What you should do. Here are some records; return them all exactly.
============
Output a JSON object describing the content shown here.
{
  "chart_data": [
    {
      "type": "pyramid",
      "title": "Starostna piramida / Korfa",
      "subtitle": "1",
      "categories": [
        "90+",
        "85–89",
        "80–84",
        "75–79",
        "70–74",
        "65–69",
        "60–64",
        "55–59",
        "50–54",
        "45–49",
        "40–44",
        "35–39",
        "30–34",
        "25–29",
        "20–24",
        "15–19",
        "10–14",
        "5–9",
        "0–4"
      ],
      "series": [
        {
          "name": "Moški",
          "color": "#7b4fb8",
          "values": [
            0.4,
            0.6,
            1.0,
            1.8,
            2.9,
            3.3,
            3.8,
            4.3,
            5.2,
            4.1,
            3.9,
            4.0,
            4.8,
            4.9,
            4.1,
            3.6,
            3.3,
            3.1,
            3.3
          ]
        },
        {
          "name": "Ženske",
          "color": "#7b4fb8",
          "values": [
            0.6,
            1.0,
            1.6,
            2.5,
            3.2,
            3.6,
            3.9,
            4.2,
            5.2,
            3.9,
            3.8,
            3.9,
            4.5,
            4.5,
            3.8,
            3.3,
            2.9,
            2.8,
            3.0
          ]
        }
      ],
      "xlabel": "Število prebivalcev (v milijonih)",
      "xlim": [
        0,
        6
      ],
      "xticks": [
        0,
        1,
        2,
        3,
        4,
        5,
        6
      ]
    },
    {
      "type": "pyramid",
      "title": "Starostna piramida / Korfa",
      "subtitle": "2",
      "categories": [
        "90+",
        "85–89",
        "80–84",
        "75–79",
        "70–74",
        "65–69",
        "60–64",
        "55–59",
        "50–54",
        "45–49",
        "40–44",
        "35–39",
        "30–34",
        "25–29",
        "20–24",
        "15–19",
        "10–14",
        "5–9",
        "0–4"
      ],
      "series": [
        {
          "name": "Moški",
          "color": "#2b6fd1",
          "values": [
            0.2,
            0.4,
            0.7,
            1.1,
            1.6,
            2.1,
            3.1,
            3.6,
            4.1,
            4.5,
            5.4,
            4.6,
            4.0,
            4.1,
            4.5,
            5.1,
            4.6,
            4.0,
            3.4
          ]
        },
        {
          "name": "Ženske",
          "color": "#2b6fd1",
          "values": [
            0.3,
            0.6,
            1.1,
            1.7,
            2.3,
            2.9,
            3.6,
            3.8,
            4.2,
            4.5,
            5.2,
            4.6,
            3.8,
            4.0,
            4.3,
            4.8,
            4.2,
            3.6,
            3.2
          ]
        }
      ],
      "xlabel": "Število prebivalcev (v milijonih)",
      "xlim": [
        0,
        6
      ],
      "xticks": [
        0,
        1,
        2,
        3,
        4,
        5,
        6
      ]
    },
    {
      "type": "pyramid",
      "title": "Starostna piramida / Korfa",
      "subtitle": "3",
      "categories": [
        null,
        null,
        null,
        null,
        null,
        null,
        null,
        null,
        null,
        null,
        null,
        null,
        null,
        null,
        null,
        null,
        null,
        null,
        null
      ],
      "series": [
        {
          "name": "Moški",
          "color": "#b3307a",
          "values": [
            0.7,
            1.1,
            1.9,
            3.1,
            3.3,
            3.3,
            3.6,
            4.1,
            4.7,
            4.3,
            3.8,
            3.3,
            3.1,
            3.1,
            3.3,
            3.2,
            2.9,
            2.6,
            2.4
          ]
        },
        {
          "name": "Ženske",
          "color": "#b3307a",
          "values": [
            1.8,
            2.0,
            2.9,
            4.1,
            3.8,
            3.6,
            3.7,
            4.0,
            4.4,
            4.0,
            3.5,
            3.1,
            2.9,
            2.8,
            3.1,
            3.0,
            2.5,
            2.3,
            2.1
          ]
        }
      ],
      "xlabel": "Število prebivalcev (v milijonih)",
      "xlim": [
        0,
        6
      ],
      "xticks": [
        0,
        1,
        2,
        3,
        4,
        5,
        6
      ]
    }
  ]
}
============
Task response.
Output a JSON object describing the content shown here.
{
  "chart_data": [
    {
      "type": "pyramid",
      "title": "Starostna piramida / Korfa",
      "subtitle": "1",
      "categories": [
        "90+",
        "85–89",
        "80–84",
        "75–79",
        "70–74",
        "65–69",
        "60–64",
        "55–59",
        "50–54",
        "45–49",
        "40–44",
        "35–39",
        "30–34",
        "25–29",
        "20–24",
        "15–19",
        "10–14",
        "5–9",
        "0–4"
      ],
      "series": [
        {
          "name": "Moški",
          "color": "#7b4fb8",
          "values": [
            0.4,
            0.6,
            1.0,
            1.8,
            2.9,
            3.3,
            3.8,
            4.3,
            5.2,
            4.1,
            3.9,
            4.0,
            4.8,
            4.9,
            4.1,
            3.6,
            3.3,
            3.1,
            3.3
          ]
        },
        {
          "name": "Ženske",
          "color": "#7b4fb8",
          "values": [
            0.6,
            1.0,
            1.6,
            2.5,
            3.2,
            3.6,
            3.9,
            4.2,
            5.2,
            3.9,
            3.8,
            3.9,
            4.5,
            4.5,
            3.8,
            3.3,
            2.9,
            2.8,
            3.0
          ]
        }
      ],
      "xlabel": "Število prebivalcev (v milijonih)",
      "xlim": [
        0,
        6
      ],
      "xticks": [
        0,
        1,
        2,
        3,
        4,
        5,
        6
      ]
    },
    {
      "type": "pyramid",
      "title": "Starostna piramida / Korfa",
      "subtitle": "2",
      "categories": [
        "90+",
        "85–89",
        "80–84",
        "75–79",
        "70–74",
        "65–69",
        "60–64",
        "55–59",
        "50–54",
        "45–49",
        "40–44",
        "35–39",
        "30–34",
        "25–29",
        "20–24",
        "15–19",
        "10–14",
        "5–9",
        "0–4"
      ],
      "series": [
        {
          "name": "Moški",
          "color": "#2b6fd1",
          "values": [
            0.2,
            0.4,
            0.7,
            1.1,
            1.6,
            2.1,
            3.1,
            3.6,
            4.1,
            4.5,
            5.4,
            4.6,
            4.0,
            4.1,
            4.5,
            5.1,
            4.6,
            4.0,
            3.4
          ]
        },
        {
          "name": "Ženske",
          "color": "#2b6fd1",
          "values": [
            0.3,
            0.6,
            1.1,
            1.7,
            2.3,
            2.9,
            3.6,
            3.8,
            4.2,
            4.5,
            5.2,
            4.6,
            3.8,
            4.0,
            4.3,
            4.8,
            4.2,
            3.6,
            3.2
          ]
        }
      ],
      "xlabel": "Število prebivalcev (v milijonih)",
      "xlim": [
        0,
        6
      ],
      "xticks": [
        0,
        1,
        2,
        3,
        4,
        5,
        6
      ]
    },
    {
      "type": "pyramid",
      "title": "Starostna piramida / Korfa",
      "subtitle": "3",
      "categories": [
        null,
        null,
        null,
        null,
        null,
        null,
        null,
        null,
        null,
        null,
        null,
        null,
        null,
        null,
        null,
        null,
        null,
        null,
        null
      ],
      "series": [
        {
          "name": "Moški",
          "color": "#b3307a",
          "values": [
            0.7,
            1.1,
            1.9,
            3.1,
            3.3,
            3.3,
            3.6,
            4.1,
            4.7,
            4.3,
            3.8,
            3.3,
            3.1,
            3.1,
            3.3,
            3.2,
            2.9,
            2.6,
            2.4
          ]
        },
        {
          "name": "Ženske",
          "color": "#b3307a",
          "values": [
            1.8,
            2.0,
            2.9,
            4.1,
            3.8,
            3.6,
            3.7,
            4.0,
            4.4,
            4.0,
            3.5,
            3.1,
            2.9,
            2.8,
            3.1,
            3.0,
            2.5,
            2.3,
            2.1
          ]
        }
      ],
      "xlabel": "Število prebivalcev (v milijonih)",
      "xlim": [
        0,
        6
      ],
      "xticks": [
        0,
        1,
        2,
        3,
        4,
        5,
        6
      ]
    }
  ]
}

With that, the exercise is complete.